Job ▸ Can you write out the records below again, swapping every "legend-label" for "legend-text" and leaving everything else unchanged?

═════ Data shown ═════

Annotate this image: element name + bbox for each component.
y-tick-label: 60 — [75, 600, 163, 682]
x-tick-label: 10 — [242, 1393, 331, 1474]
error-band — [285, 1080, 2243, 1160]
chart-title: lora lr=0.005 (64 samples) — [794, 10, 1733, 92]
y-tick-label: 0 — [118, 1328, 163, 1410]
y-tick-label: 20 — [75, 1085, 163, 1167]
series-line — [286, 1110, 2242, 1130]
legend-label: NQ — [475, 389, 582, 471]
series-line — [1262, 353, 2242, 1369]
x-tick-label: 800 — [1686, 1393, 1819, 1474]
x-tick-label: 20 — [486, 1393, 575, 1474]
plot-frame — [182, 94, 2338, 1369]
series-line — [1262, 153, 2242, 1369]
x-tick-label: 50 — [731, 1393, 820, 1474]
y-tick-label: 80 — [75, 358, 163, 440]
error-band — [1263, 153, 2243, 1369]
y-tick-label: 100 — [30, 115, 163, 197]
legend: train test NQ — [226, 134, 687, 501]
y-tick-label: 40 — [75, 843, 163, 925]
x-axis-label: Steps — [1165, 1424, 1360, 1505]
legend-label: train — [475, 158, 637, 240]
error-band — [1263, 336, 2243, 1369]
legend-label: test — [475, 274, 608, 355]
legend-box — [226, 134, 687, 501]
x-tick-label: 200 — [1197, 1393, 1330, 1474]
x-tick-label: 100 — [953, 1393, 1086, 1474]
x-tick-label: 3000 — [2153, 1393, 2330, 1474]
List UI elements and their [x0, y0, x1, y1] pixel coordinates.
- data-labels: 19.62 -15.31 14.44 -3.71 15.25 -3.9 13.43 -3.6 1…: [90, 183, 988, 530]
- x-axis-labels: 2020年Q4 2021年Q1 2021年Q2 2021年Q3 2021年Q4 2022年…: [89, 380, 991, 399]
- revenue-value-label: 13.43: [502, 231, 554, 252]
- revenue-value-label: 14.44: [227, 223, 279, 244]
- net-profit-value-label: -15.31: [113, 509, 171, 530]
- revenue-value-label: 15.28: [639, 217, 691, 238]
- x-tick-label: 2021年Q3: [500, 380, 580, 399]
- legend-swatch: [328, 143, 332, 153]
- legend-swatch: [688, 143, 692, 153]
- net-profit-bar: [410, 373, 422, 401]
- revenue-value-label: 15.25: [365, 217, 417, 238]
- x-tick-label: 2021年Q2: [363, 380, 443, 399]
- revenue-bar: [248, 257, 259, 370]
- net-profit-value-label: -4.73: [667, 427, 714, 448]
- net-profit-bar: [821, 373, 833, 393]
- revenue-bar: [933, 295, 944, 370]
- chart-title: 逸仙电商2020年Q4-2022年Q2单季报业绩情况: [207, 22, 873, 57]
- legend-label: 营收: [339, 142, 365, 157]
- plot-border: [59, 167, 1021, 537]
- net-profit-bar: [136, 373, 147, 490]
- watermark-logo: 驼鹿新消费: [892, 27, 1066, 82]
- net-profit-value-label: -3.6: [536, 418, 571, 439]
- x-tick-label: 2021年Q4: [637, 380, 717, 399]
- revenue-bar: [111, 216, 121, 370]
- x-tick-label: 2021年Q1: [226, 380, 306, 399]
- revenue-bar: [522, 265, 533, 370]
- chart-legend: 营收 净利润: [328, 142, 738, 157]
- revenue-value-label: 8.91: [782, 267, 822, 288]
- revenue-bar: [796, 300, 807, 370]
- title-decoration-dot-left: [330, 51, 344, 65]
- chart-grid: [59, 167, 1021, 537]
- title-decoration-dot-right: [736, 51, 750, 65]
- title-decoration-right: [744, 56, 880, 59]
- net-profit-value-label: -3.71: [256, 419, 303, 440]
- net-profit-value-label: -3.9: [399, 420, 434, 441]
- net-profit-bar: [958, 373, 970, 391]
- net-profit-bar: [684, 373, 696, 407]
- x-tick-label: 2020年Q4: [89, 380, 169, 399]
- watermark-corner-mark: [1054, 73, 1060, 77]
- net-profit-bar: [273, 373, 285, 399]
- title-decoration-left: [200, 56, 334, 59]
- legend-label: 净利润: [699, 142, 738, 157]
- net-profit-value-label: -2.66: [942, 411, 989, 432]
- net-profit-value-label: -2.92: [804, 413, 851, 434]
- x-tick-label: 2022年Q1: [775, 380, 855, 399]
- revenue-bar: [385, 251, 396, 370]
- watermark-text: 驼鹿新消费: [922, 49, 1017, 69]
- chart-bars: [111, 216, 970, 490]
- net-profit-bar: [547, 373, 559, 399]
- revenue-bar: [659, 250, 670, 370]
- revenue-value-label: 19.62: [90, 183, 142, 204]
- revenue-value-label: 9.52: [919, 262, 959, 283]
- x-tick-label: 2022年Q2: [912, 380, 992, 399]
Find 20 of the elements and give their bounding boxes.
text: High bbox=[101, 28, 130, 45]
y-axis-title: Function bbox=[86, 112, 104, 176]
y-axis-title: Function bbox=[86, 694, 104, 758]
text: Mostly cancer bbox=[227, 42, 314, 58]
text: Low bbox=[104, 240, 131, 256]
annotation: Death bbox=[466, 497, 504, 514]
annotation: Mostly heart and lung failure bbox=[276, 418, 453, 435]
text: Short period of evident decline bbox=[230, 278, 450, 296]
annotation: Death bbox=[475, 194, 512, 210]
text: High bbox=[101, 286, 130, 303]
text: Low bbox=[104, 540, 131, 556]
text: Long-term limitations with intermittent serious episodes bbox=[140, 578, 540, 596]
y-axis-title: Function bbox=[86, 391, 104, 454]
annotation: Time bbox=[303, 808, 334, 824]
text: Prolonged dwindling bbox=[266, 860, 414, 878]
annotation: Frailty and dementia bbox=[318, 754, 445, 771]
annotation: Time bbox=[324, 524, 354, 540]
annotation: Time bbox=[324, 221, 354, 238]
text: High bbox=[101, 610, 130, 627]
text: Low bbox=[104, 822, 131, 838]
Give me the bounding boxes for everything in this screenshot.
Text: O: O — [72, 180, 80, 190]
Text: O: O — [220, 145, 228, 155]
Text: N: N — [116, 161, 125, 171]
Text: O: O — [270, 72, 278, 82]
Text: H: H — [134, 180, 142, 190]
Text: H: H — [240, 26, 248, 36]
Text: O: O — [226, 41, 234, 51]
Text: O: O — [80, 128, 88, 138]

═════

Response to this task ▸
Annotate this image: element name + bbox for each component.
y-tick-label: 60 — [75, 600, 163, 682]
x-tick-label: 10 — [242, 1393, 331, 1474]
error-band — [285, 1080, 2243, 1160]
chart-title: lora lr=0.005 (64 samples) — [794, 10, 1733, 92]
y-tick-label: 0 — [118, 1328, 163, 1410]
y-tick-label: 20 — [75, 1085, 163, 1167]
series-line — [286, 1110, 2242, 1130]
legend-text: NQ — [475, 389, 582, 471]
series-line — [1262, 353, 2242, 1369]
x-tick-label: 800 — [1686, 1393, 1819, 1474]
x-tick-label: 20 — [486, 1393, 575, 1474]
plot-frame — [182, 94, 2338, 1369]
series-line — [1262, 153, 2242, 1369]
x-tick-label: 50 — [731, 1393, 820, 1474]
y-tick-label: 80 — [75, 358, 163, 440]
error-band — [1263, 153, 2243, 1369]
y-tick-label: 100 — [30, 115, 163, 197]
legend: train test NQ — [226, 134, 687, 501]
y-tick-label: 40 — [75, 843, 163, 925]
x-axis-label: Steps — [1165, 1424, 1360, 1505]
legend-text: train — [475, 158, 637, 240]
error-band — [1263, 336, 2243, 1369]
legend-text: test — [475, 274, 608, 355]
legend-box — [226, 134, 687, 501]
x-tick-label: 200 — [1197, 1393, 1330, 1474]
x-tick-label: 100 — [953, 1393, 1086, 1474]
x-tick-label: 3000 — [2153, 1393, 2330, 1474]
List UI elements and their [x0, y0, x1, y1] pixel coordinates.
- data-labels: 19.62 -15.31 14.44 -3.71 15.25 -3.9 13.43 -3.6 1…: [90, 183, 988, 530]
- x-axis-labels: 2020年Q4 2021年Q1 2021年Q2 2021年Q3 2021年Q4 2022年…: [89, 380, 991, 399]
- revenue-value-label: 13.43: [502, 231, 554, 252]
- revenue-value-label: 14.44: [227, 223, 279, 244]
- net-profit-value-label: -15.31: [113, 509, 171, 530]
- revenue-value-label: 15.28: [639, 217, 691, 238]
- x-tick-label: 2021年Q3: [500, 380, 580, 399]
- legend-swatch: [328, 143, 332, 153]
- legend-swatch: [688, 143, 692, 153]
- net-profit-bar: [410, 373, 422, 401]
- revenue-value-label: 15.25: [365, 217, 417, 238]
- x-tick-label: 2021年Q2: [363, 380, 443, 399]
- revenue-bar: [248, 257, 259, 370]
- net-profit-value-label: -4.73: [667, 427, 714, 448]
- net-profit-bar: [821, 373, 833, 393]
- revenue-bar: [933, 295, 944, 370]
- chart-title: 逸仙电商2020年Q4-2022年Q2单季报业绩情况: [207, 22, 873, 57]
- legend-text: 营收: [339, 142, 365, 157]
- plot-border: [59, 167, 1021, 537]
- net-profit-bar: [136, 373, 147, 490]
- watermark-logo: 驼鹿新消费: [892, 27, 1066, 82]
- net-profit-value-label: -3.6: [536, 418, 571, 439]
- x-tick-label: 2021年Q4: [637, 380, 717, 399]
- revenue-bar: [111, 216, 121, 370]
- x-tick-label: 2021年Q1: [226, 380, 306, 399]
- revenue-bar: [522, 265, 533, 370]
- chart-legend: 营收 净利润: [328, 142, 738, 157]
- revenue-value-label: 8.91: [782, 267, 822, 288]
- revenue-bar: [796, 300, 807, 370]
- title-decoration-dot-left: [330, 51, 344, 65]
- chart-grid: [59, 167, 1021, 537]
- title-decoration-dot-right: [736, 51, 750, 65]
- title-decoration-right: [744, 56, 880, 59]
- net-profit-value-label: -3.71: [256, 419, 303, 440]
- net-profit-value-label: -3.9: [399, 420, 434, 441]
- net-profit-bar: [958, 373, 970, 391]
- net-profit-bar: [684, 373, 696, 407]
- x-tick-label: 2020年Q4: [89, 380, 169, 399]
- watermark-corner-mark: [1054, 73, 1060, 77]
- net-profit-bar: [273, 373, 285, 399]
- title-decoration-left: [200, 56, 334, 59]
- legend-text: 净利润: [699, 142, 738, 157]
- net-profit-value-label: -2.66: [942, 411, 989, 432]
- net-profit-value-label: -2.92: [804, 413, 851, 434]
- x-tick-label: 2022年Q1: [775, 380, 855, 399]
- revenue-bar: [385, 251, 396, 370]
- watermark-text: 驼鹿新消费: [922, 49, 1017, 69]
- chart-bars: [111, 216, 970, 490]
- net-profit-bar: [547, 373, 559, 399]
- revenue-bar: [659, 250, 670, 370]
- revenue-value-label: 19.62: [90, 183, 142, 204]
- revenue-value-label: 9.52: [919, 262, 959, 283]
- x-tick-label: 2022年Q2: [912, 380, 992, 399]
Find 20 of the elements and give their bounding boxes.
text: High bbox=[101, 28, 130, 45]
y-axis-title: Function bbox=[86, 112, 104, 176]
y-axis-title: Function bbox=[86, 694, 104, 758]
text: Mostly cancer bbox=[227, 42, 314, 58]
text: Low bbox=[104, 240, 131, 256]
annotation: Death bbox=[466, 497, 504, 514]
annotation: Mostly heart and lung failure bbox=[276, 418, 453, 435]
text: Short period of evident decline bbox=[230, 278, 450, 296]
annotation: Death bbox=[475, 194, 512, 210]
text: High bbox=[101, 286, 130, 303]
text: Low bbox=[104, 540, 131, 556]
text: Long-term limitations with intermittent serious episodes bbox=[140, 578, 540, 596]
y-axis-title: Function bbox=[86, 391, 104, 454]
annotation: Time bbox=[303, 808, 334, 824]
text: Prolonged dwindling bbox=[266, 860, 414, 878]
annotation: Frailty and dementia bbox=[318, 754, 445, 771]
annotation: Time bbox=[324, 524, 354, 540]
annotation: Time bbox=[324, 221, 354, 238]
text: High bbox=[101, 610, 130, 627]
text: Low bbox=[104, 822, 131, 838]
Give me the bounding boxes for everything in this screenshot.
Text: O: O — [72, 180, 80, 190]
Text: O: O — [220, 145, 228, 155]
Text: N: N — [116, 161, 125, 171]
Text: O: O — [270, 72, 278, 82]
Text: H: H — [134, 180, 142, 190]
Text: H: H — [240, 26, 248, 36]
Text: O: O — [226, 41, 234, 51]
Text: O: O — [80, 128, 88, 138]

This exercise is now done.